* begin RECORDS PROVIDED *

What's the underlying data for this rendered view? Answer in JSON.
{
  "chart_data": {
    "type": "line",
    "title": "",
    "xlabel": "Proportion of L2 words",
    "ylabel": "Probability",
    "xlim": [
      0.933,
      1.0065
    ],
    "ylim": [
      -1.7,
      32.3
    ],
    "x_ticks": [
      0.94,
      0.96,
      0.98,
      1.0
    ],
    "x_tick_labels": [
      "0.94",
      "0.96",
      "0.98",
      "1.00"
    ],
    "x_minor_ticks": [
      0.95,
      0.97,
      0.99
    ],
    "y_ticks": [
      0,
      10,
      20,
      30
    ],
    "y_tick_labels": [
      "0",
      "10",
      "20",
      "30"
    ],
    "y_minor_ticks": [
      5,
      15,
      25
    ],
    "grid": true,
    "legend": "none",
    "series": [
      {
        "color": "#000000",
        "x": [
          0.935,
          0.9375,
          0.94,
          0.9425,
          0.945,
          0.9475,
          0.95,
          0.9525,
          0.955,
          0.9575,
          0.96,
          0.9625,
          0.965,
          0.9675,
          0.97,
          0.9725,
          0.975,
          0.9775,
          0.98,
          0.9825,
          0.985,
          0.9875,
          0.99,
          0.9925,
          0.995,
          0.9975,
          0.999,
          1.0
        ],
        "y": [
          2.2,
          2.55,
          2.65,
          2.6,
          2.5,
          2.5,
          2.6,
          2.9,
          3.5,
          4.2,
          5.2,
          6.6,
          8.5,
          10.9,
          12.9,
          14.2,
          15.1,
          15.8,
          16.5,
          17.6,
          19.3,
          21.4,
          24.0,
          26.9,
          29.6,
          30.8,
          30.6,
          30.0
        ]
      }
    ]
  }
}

* end RECORDS PROVIDED *
* begin RECORDS PROVIDED *

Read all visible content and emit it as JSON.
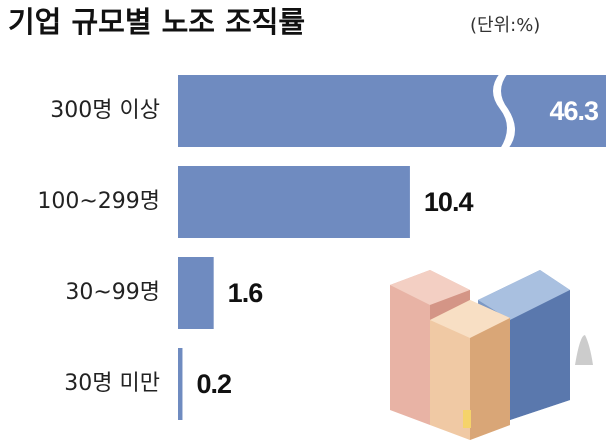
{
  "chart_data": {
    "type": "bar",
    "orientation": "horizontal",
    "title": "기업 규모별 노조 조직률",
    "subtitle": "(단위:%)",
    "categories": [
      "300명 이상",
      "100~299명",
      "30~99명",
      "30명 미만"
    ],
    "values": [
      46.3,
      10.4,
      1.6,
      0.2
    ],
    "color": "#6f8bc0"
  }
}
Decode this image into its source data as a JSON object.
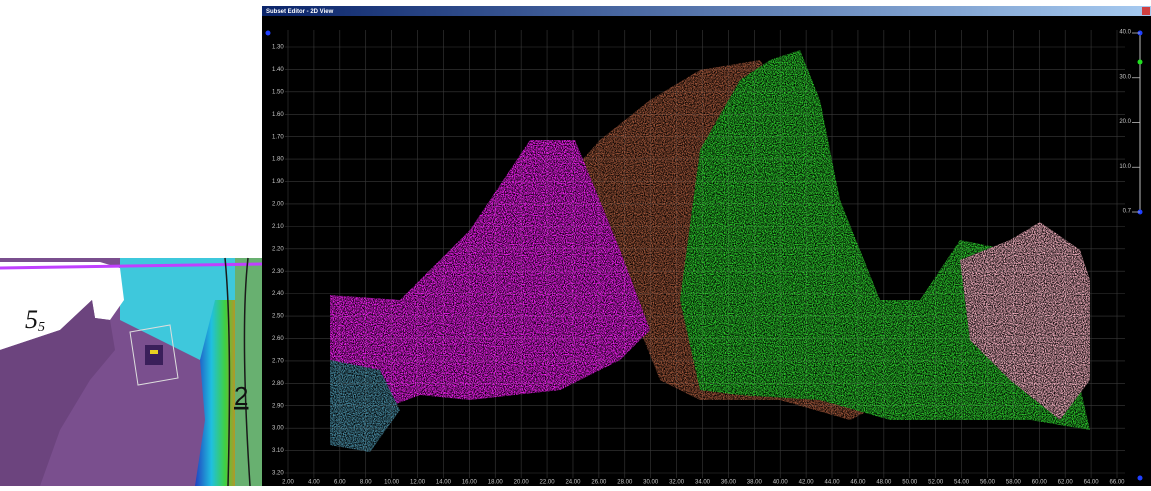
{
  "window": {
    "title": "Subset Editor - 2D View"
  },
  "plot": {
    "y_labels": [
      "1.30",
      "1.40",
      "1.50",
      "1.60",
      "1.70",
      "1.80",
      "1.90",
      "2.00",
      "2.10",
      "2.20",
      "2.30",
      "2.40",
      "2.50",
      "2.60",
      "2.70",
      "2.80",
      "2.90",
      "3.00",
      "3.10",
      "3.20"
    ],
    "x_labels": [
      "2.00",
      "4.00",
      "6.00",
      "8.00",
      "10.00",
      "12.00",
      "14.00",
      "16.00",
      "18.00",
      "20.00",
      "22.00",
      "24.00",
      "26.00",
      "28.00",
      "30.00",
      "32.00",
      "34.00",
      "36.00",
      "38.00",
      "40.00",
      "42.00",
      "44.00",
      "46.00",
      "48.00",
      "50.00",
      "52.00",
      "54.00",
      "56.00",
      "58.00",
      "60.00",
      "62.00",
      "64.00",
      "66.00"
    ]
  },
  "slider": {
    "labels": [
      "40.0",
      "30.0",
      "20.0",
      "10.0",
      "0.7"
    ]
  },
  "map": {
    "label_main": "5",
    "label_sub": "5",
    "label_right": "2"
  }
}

* end RECORDS PROVIDED *

▶ [WHAT YOU HAVE TO DO]: Count the lines of the data that include the string "this", and give only that number.

▶ [PROBLEM SOLUTION]: 2